▶ EXERCISE REQUIREMENTS:
Return each line containing the string "right".

▶ LISTING:

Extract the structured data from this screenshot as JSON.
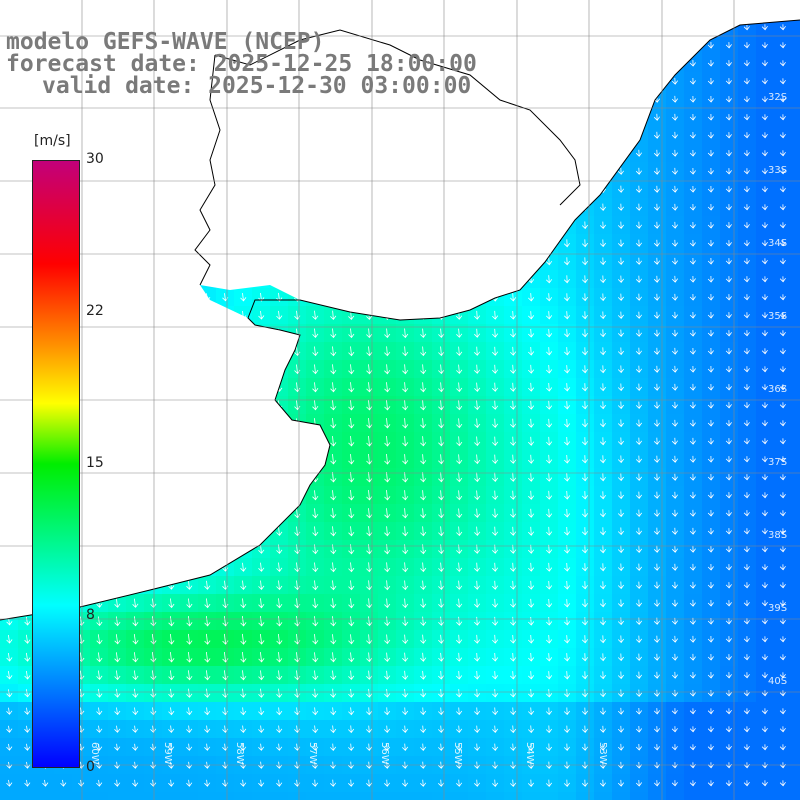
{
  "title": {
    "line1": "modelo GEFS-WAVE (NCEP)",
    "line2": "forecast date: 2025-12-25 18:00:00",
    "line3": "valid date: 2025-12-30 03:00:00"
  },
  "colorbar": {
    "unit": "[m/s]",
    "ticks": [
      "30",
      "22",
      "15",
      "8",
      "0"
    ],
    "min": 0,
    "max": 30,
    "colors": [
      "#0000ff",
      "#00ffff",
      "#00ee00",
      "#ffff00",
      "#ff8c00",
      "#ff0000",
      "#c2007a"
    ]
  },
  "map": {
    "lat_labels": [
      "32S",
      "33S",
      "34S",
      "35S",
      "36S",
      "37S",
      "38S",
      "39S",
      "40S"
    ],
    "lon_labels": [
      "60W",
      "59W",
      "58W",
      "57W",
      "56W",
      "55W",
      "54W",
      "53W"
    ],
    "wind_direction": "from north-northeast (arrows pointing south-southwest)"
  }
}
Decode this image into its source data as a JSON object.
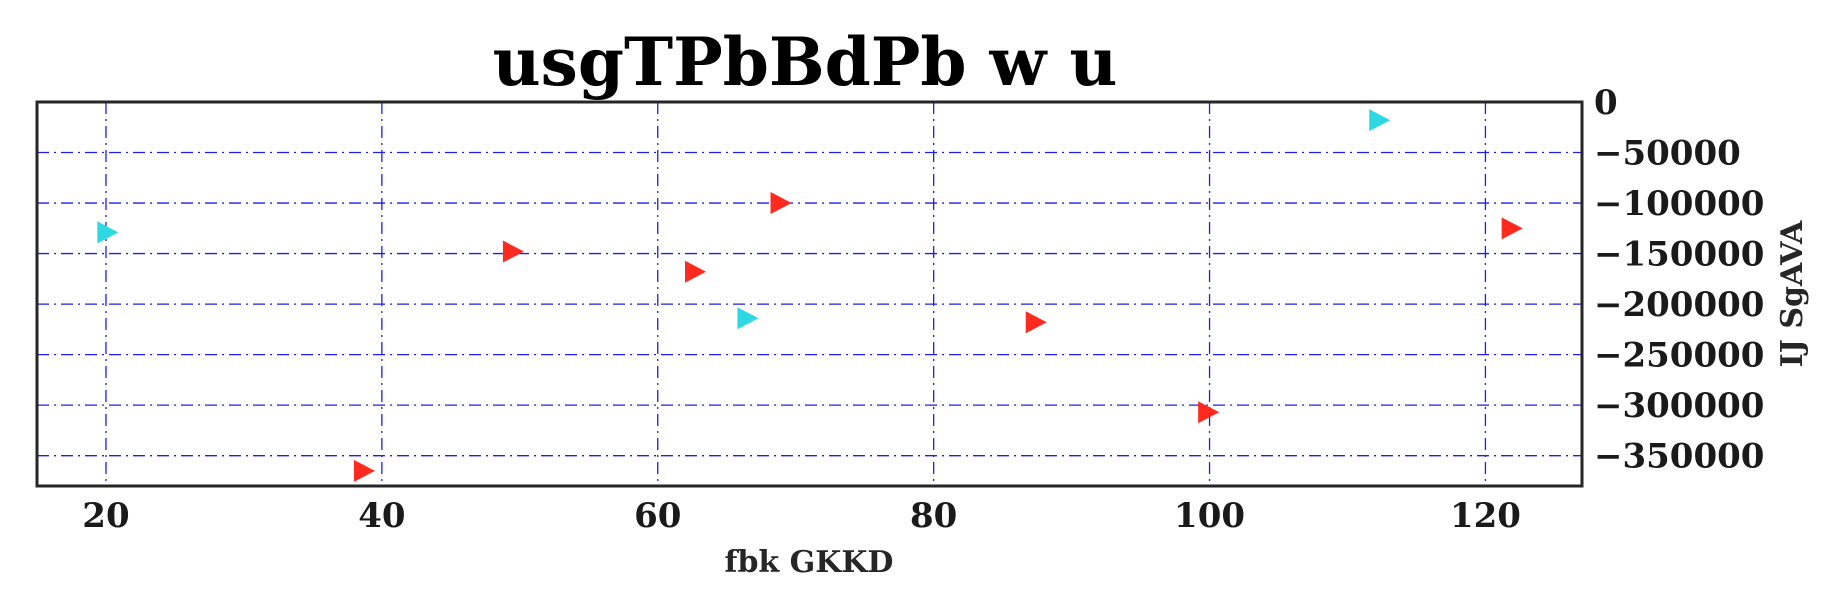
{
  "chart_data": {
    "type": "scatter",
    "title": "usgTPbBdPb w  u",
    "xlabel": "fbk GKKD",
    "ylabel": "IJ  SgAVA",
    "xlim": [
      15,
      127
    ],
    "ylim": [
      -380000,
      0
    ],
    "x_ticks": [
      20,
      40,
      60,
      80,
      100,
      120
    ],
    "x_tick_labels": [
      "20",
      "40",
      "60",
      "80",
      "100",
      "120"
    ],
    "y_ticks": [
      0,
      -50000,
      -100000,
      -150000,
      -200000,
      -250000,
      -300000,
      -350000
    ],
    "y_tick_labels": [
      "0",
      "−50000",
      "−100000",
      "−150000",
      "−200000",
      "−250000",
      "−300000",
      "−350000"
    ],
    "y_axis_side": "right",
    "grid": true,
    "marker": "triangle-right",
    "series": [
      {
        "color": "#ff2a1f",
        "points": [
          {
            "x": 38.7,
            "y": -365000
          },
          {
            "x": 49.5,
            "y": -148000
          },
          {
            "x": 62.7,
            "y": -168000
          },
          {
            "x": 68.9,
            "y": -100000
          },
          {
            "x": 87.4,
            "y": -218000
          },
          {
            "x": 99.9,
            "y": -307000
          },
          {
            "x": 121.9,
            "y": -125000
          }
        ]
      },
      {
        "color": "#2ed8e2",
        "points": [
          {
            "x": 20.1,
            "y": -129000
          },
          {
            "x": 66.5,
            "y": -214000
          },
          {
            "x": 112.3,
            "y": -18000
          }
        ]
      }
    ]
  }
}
--
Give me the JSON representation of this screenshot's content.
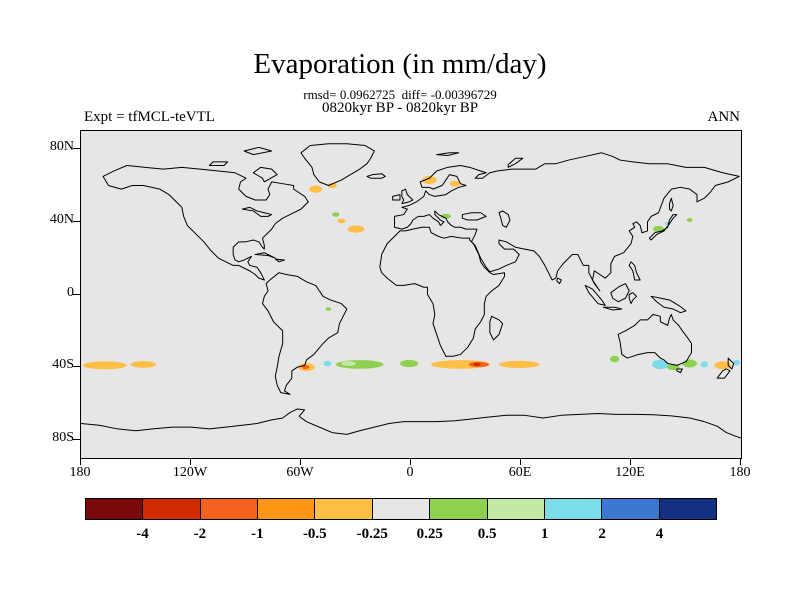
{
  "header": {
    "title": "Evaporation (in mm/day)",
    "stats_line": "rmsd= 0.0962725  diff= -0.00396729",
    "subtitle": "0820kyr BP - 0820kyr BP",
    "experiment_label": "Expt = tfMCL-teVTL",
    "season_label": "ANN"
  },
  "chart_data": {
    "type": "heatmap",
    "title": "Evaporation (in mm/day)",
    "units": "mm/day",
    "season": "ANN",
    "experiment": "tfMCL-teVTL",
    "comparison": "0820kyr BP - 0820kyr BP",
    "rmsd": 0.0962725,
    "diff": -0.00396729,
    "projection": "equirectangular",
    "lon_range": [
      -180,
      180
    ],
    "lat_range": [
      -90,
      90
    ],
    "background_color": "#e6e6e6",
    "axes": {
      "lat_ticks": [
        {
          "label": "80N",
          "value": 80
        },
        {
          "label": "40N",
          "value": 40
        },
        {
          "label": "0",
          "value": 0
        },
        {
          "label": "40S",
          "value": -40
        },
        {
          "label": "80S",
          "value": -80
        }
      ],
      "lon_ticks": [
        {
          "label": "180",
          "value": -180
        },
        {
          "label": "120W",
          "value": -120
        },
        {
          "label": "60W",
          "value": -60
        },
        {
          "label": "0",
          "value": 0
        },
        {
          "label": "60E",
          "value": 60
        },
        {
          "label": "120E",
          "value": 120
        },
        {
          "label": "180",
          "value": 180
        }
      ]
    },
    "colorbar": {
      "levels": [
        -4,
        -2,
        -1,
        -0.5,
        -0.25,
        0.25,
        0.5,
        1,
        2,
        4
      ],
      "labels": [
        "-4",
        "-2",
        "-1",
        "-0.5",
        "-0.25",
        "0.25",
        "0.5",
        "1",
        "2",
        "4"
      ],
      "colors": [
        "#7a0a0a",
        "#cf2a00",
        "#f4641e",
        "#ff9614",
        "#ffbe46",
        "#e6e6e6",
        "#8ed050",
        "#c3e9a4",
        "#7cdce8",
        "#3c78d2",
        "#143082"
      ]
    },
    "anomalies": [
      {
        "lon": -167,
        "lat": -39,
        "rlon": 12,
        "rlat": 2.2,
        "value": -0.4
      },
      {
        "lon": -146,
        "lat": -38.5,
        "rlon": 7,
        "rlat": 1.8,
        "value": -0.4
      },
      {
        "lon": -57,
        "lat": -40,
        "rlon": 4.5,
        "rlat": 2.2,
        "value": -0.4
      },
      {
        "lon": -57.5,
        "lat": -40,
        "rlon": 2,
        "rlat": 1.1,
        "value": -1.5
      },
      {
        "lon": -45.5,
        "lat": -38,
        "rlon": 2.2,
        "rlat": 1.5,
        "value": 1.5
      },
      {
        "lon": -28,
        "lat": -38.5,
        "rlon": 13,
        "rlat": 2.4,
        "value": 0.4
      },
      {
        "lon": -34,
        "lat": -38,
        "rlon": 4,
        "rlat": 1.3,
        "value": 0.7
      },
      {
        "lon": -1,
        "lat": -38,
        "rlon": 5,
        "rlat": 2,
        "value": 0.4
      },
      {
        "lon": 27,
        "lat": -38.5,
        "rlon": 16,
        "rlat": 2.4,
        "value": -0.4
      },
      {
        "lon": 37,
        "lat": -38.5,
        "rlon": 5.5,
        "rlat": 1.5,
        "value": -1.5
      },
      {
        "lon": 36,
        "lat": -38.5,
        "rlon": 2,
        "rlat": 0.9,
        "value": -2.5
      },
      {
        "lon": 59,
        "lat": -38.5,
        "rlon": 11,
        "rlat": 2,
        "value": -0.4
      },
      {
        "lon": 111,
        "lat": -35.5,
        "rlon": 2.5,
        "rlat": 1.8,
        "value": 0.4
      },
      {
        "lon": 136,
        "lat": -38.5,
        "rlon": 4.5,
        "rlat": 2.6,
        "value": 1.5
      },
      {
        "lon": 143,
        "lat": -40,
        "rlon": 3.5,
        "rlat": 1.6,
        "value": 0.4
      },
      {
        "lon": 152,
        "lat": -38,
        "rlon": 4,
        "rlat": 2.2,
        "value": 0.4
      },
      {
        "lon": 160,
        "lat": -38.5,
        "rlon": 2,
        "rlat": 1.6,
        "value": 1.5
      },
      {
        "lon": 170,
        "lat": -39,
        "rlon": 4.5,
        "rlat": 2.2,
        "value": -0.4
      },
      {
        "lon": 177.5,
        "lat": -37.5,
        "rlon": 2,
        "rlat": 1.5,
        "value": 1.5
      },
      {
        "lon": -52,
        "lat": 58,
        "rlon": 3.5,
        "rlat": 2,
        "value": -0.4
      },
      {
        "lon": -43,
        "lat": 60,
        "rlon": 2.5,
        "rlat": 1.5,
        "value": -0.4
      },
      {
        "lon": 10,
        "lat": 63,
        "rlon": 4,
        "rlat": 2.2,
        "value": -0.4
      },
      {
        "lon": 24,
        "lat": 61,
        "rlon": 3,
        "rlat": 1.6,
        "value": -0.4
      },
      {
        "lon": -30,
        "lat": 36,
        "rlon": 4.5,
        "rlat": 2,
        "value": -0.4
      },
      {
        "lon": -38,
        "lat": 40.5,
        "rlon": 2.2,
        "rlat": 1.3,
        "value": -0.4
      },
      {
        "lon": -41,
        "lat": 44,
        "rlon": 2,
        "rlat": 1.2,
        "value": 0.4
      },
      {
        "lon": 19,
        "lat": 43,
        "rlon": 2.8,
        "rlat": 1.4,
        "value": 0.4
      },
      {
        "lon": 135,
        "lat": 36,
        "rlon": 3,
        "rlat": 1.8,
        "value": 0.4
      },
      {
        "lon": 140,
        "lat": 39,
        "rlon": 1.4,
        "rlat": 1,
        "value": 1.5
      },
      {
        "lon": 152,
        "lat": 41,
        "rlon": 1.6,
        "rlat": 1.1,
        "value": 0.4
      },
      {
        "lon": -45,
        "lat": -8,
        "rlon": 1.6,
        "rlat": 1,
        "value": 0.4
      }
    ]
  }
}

▶ TASK ANSWER:
    "y_axis_side": "right",
    "marker": "triangle-right",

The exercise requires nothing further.